* _Work to complete_
Every line that includes the word "Demo" is to be listed.
-=-=-=-=-
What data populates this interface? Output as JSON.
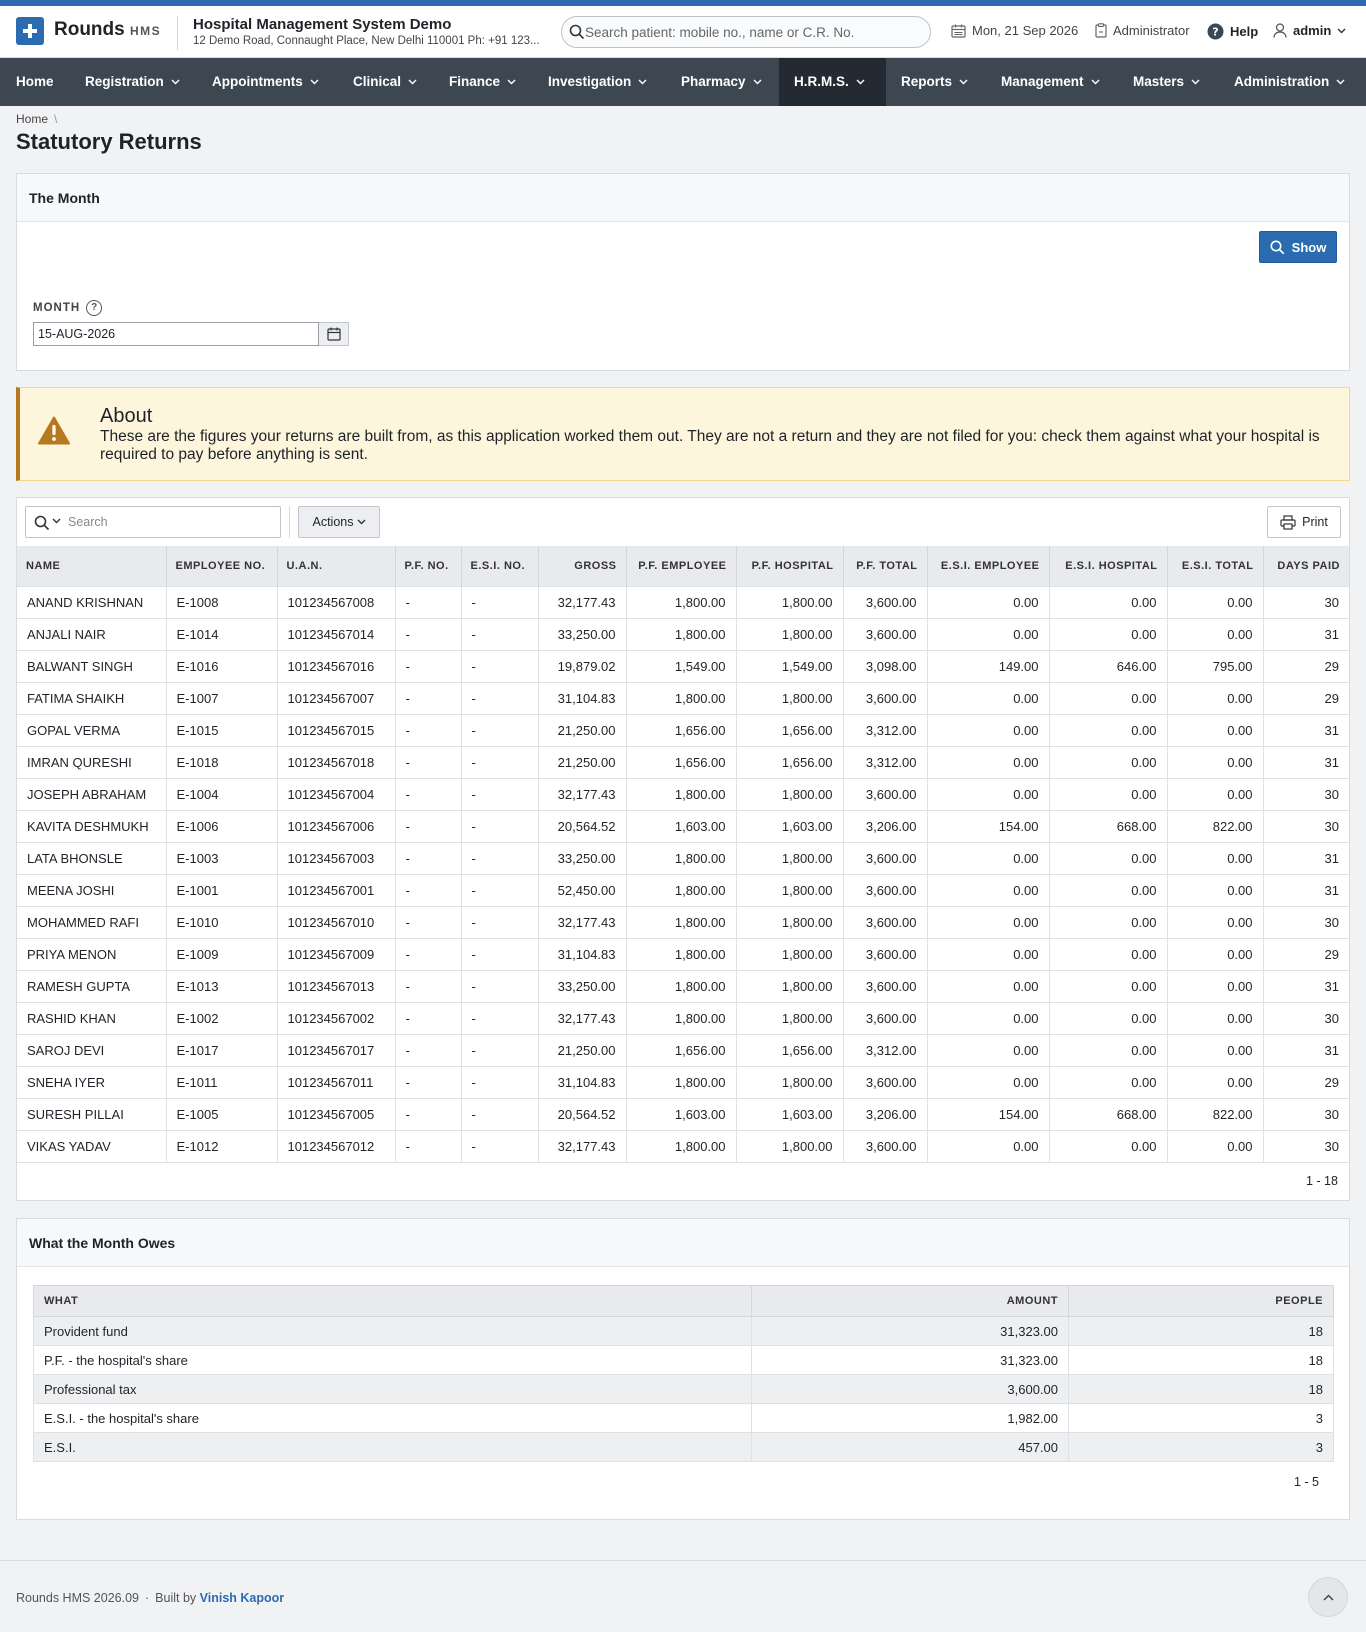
{
  "header": {
    "brand": "Rounds",
    "brand_sub": "HMS",
    "org_name": "Hospital Management System Demo",
    "org_address": "12 Demo Road, Connaught Place, New Delhi 110001 Ph: +91 123...",
    "search_placeholder": "Search patient: mobile no., name or C.R. No.",
    "date": "Mon, 21 Sep 2026",
    "role": "Administrator",
    "help": "Help",
    "user": "admin"
  },
  "nav": [
    {
      "label": "Home",
      "chevron": false
    },
    {
      "label": "Registration",
      "chevron": true
    },
    {
      "label": "Appointments",
      "chevron": true
    },
    {
      "label": "Clinical",
      "chevron": true
    },
    {
      "label": "Finance",
      "chevron": true
    },
    {
      "label": "Investigation",
      "chevron": true
    },
    {
      "label": "Pharmacy",
      "chevron": true
    },
    {
      "label": "H.R.M.S.",
      "chevron": true,
      "active": true
    },
    {
      "label": "Reports",
      "chevron": true
    },
    {
      "label": "Management",
      "chevron": true
    },
    {
      "label": "Masters",
      "chevron": true
    },
    {
      "label": "Administration",
      "chevron": true
    }
  ],
  "breadcrumb": {
    "home": "Home",
    "separator": "\\"
  },
  "page_title": "Statutory Returns",
  "month_panel": {
    "title": "The Month",
    "show_button": "Show",
    "month_label": "MONTH",
    "help_glyph": "?",
    "month_value": "15-AUG-2026"
  },
  "about": {
    "title": "About",
    "text": "These are the figures your returns are built from, as this application worked them out. They are not a return and they are not filed for you: check them against what your hospital is required to pay before anything is sent."
  },
  "report": {
    "search_placeholder": "Search",
    "actions_label": "Actions",
    "print_label": "Print",
    "columns": [
      "NAME",
      "EMPLOYEE NO.",
      "U.A.N.",
      "P.F. NO.",
      "E.S.I. NO.",
      "GROSS",
      "P.F. EMPLOYEE",
      "P.F. HOSPITAL",
      "P.F. TOTAL",
      "E.S.I. EMPLOYEE",
      "E.S.I. HOSPITAL",
      "E.S.I. TOTAL",
      "DAYS PAID"
    ],
    "rows": [
      [
        "ANAND KRISHNAN",
        "E-1008",
        "101234567008",
        "-",
        "-",
        "32,177.43",
        "1,800.00",
        "1,800.00",
        "3,600.00",
        "0.00",
        "0.00",
        "0.00",
        "30"
      ],
      [
        "ANJALI NAIR",
        "E-1014",
        "101234567014",
        "-",
        "-",
        "33,250.00",
        "1,800.00",
        "1,800.00",
        "3,600.00",
        "0.00",
        "0.00",
        "0.00",
        "31"
      ],
      [
        "BALWANT SINGH",
        "E-1016",
        "101234567016",
        "-",
        "-",
        "19,879.02",
        "1,549.00",
        "1,549.00",
        "3,098.00",
        "149.00",
        "646.00",
        "795.00",
        "29"
      ],
      [
        "FATIMA SHAIKH",
        "E-1007",
        "101234567007",
        "-",
        "-",
        "31,104.83",
        "1,800.00",
        "1,800.00",
        "3,600.00",
        "0.00",
        "0.00",
        "0.00",
        "29"
      ],
      [
        "GOPAL VERMA",
        "E-1015",
        "101234567015",
        "-",
        "-",
        "21,250.00",
        "1,656.00",
        "1,656.00",
        "3,312.00",
        "0.00",
        "0.00",
        "0.00",
        "31"
      ],
      [
        "IMRAN QURESHI",
        "E-1018",
        "101234567018",
        "-",
        "-",
        "21,250.00",
        "1,656.00",
        "1,656.00",
        "3,312.00",
        "0.00",
        "0.00",
        "0.00",
        "31"
      ],
      [
        "JOSEPH ABRAHAM",
        "E-1004",
        "101234567004",
        "-",
        "-",
        "32,177.43",
        "1,800.00",
        "1,800.00",
        "3,600.00",
        "0.00",
        "0.00",
        "0.00",
        "30"
      ],
      [
        "KAVITA DESHMUKH",
        "E-1006",
        "101234567006",
        "-",
        "-",
        "20,564.52",
        "1,603.00",
        "1,603.00",
        "3,206.00",
        "154.00",
        "668.00",
        "822.00",
        "30"
      ],
      [
        "LATA BHONSLE",
        "E-1003",
        "101234567003",
        "-",
        "-",
        "33,250.00",
        "1,800.00",
        "1,800.00",
        "3,600.00",
        "0.00",
        "0.00",
        "0.00",
        "31"
      ],
      [
        "MEENA JOSHI",
        "E-1001",
        "101234567001",
        "-",
        "-",
        "52,450.00",
        "1,800.00",
        "1,800.00",
        "3,600.00",
        "0.00",
        "0.00",
        "0.00",
        "31"
      ],
      [
        "MOHAMMED RAFI",
        "E-1010",
        "101234567010",
        "-",
        "-",
        "32,177.43",
        "1,800.00",
        "1,800.00",
        "3,600.00",
        "0.00",
        "0.00",
        "0.00",
        "30"
      ],
      [
        "PRIYA MENON",
        "E-1009",
        "101234567009",
        "-",
        "-",
        "31,104.83",
        "1,800.00",
        "1,800.00",
        "3,600.00",
        "0.00",
        "0.00",
        "0.00",
        "29"
      ],
      [
        "RAMESH GUPTA",
        "E-1013",
        "101234567013",
        "-",
        "-",
        "33,250.00",
        "1,800.00",
        "1,800.00",
        "3,600.00",
        "0.00",
        "0.00",
        "0.00",
        "31"
      ],
      [
        "RASHID KHAN",
        "E-1002",
        "101234567002",
        "-",
        "-",
        "32,177.43",
        "1,800.00",
        "1,800.00",
        "3,600.00",
        "0.00",
        "0.00",
        "0.00",
        "30"
      ],
      [
        "SAROJ DEVI",
        "E-1017",
        "101234567017",
        "-",
        "-",
        "21,250.00",
        "1,656.00",
        "1,656.00",
        "3,312.00",
        "0.00",
        "0.00",
        "0.00",
        "31"
      ],
      [
        "SNEHA IYER",
        "E-1011",
        "101234567011",
        "-",
        "-",
        "31,104.83",
        "1,800.00",
        "1,800.00",
        "3,600.00",
        "0.00",
        "0.00",
        "0.00",
        "29"
      ],
      [
        "SURESH PILLAI",
        "E-1005",
        "101234567005",
        "-",
        "-",
        "20,564.52",
        "1,603.00",
        "1,603.00",
        "3,206.00",
        "154.00",
        "668.00",
        "822.00",
        "30"
      ],
      [
        "VIKAS YADAV",
        "E-1012",
        "101234567012",
        "-",
        "-",
        "32,177.43",
        "1,800.00",
        "1,800.00",
        "3,600.00",
        "0.00",
        "0.00",
        "0.00",
        "30"
      ]
    ],
    "pagination": "1 - 18"
  },
  "owes": {
    "title": "What the Month Owes",
    "columns": [
      "WHAT",
      "AMOUNT",
      "PEOPLE"
    ],
    "rows": [
      [
        "Provident fund",
        "31,323.00",
        "18"
      ],
      [
        "P.F. - the hospital's share",
        "31,323.00",
        "18"
      ],
      [
        "Professional tax",
        "3,600.00",
        "18"
      ],
      [
        "E.S.I. - the hospital's share",
        "1,982.00",
        "3"
      ],
      [
        "E.S.I.",
        "457.00",
        "3"
      ]
    ],
    "pagination": "1 - 5"
  },
  "footer": {
    "version": "Rounds HMS 2026.09",
    "separator": "·",
    "built_by": "Built by",
    "author": "Vinish Kapoor"
  },
  "colors": {
    "accent": "#2b6cb0",
    "navbar": "#3d4752",
    "nav_active": "#232a31",
    "alert_bg": "#fdf5dc",
    "alert_icon": "#b7791f"
  }
}
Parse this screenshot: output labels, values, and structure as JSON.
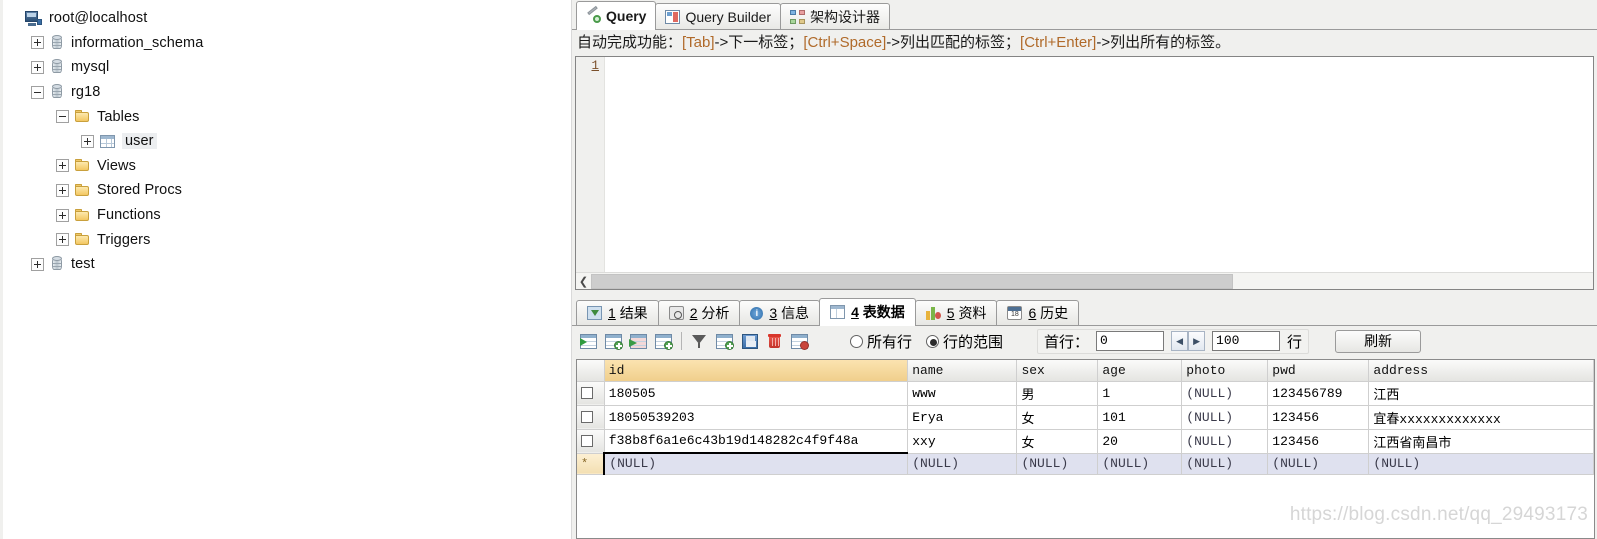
{
  "tree": {
    "items": [
      {
        "label": "root@localhost",
        "icon": "server-icon",
        "indent": 0,
        "expander": "none"
      },
      {
        "label": "information_schema",
        "icon": "database-icon",
        "indent": 1,
        "expander": "plus"
      },
      {
        "label": "mysql",
        "icon": "database-icon",
        "indent": 1,
        "expander": "plus"
      },
      {
        "label": "rg18",
        "icon": "database-icon",
        "indent": 1,
        "expander": "minus"
      },
      {
        "label": "Tables",
        "icon": "folder-icon",
        "indent": 2,
        "expander": "minus"
      },
      {
        "label": "user",
        "icon": "table-icon",
        "indent": 3,
        "expander": "plus",
        "selected": true
      },
      {
        "label": "Views",
        "icon": "folder-icon",
        "indent": 2,
        "expander": "plus"
      },
      {
        "label": "Stored Procs",
        "icon": "folder-icon",
        "indent": 2,
        "expander": "plus"
      },
      {
        "label": "Functions",
        "icon": "folder-icon",
        "indent": 2,
        "expander": "plus"
      },
      {
        "label": "Triggers",
        "icon": "folder-icon",
        "indent": 2,
        "expander": "plus"
      },
      {
        "label": "test",
        "icon": "database-icon",
        "indent": 1,
        "expander": "plus"
      }
    ]
  },
  "top_tabs": [
    {
      "label": "Query",
      "icon": "query-icon",
      "active": true
    },
    {
      "label": "Query Builder",
      "icon": "query-builder-icon",
      "active": false
    },
    {
      "label": "架构设计器",
      "icon": "schema-designer-icon",
      "active": false
    }
  ],
  "hint": {
    "prefix": "自动完成功能：",
    "k1": "[Tab]",
    "t1": "->下一标签；",
    "k2": "[Ctrl+Space]",
    "t2": "->列出匹配的标签；",
    "k3": "[Ctrl+Enter]",
    "t3": "->列出所有的标签。"
  },
  "editor": {
    "line_number": "1",
    "code": ""
  },
  "bottom_tabs": [
    {
      "num": "1",
      "label": "结果",
      "icon": "results-icon",
      "active": false
    },
    {
      "num": "2",
      "label": "分析",
      "icon": "profile-icon",
      "active": false
    },
    {
      "num": "3",
      "label": "信息",
      "icon": "info-icon",
      "active": false
    },
    {
      "num": "4",
      "label": "表数据",
      "icon": "table-data-icon",
      "active": true
    },
    {
      "num": "5",
      "label": "资料",
      "icon": "status-icon",
      "active": false
    },
    {
      "num": "6",
      "label": "历史",
      "icon": "history-icon",
      "active": false
    }
  ],
  "grid_toolbar": {
    "buttons": [
      {
        "name": "new-record-button",
        "icon": "grid-plus-icon"
      },
      {
        "name": "apply-changes-button",
        "icon": "grid-check-icon"
      },
      {
        "name": "export-record-button",
        "icon": "grid-export-icon"
      },
      {
        "name": "duplicate-record-button",
        "icon": "grid-duplicate-icon"
      },
      {
        "name": "filter-button",
        "icon": "funnel-icon"
      },
      {
        "name": "insert-record-button",
        "icon": "grid-insert-icon"
      },
      {
        "name": "save-button",
        "icon": "floppy-disk-icon"
      },
      {
        "name": "delete-record-button",
        "icon": "trash-icon"
      },
      {
        "name": "cancel-changes-button",
        "icon": "grid-cancel-icon"
      }
    ],
    "radio_all_rows": "所有行",
    "radio_row_range": "行的范围",
    "selected_radio": "行的范围",
    "first_row_label": "首行：",
    "first_row_value": "0",
    "count_value": "100",
    "count_unit": "行",
    "refresh_label": "刷新"
  },
  "grid": {
    "columns": [
      "id",
      "name",
      "sex",
      "age",
      "photo",
      "pwd",
      "address"
    ],
    "primary_key": "id",
    "rows": [
      {
        "cells": [
          "180505",
          "www",
          "男",
          "1",
          "(NULL)",
          "123456789",
          "江西"
        ],
        "type": "data"
      },
      {
        "cells": [
          "18050539203",
          "Erya",
          "女",
          "101",
          "(NULL)",
          "123456",
          "宜春xxxxxxxxxxxxx"
        ],
        "type": "data"
      },
      {
        "cells": [
          "f38b8f6a1e6c43b19d148282c4f9f48a",
          "xxy",
          "女",
          "20",
          "(NULL)",
          "123456",
          "江西省南昌市"
        ],
        "type": "data"
      },
      {
        "cells": [
          "(NULL)",
          "(NULL)",
          "(NULL)",
          "(NULL)",
          "(NULL)",
          "(NULL)",
          "(NULL)"
        ],
        "type": "new",
        "marker": "*",
        "editing_cell": 0
      }
    ]
  },
  "watermark": "https://blog.csdn.net/qq_29493173"
}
-=-=-=-=-
* _Exercise result_
    "org_name": "Hospital Management System Demo",
    "org_address": "12 Demo Road, Connaught Place, New Delhi 110001 Ph: +91 123...",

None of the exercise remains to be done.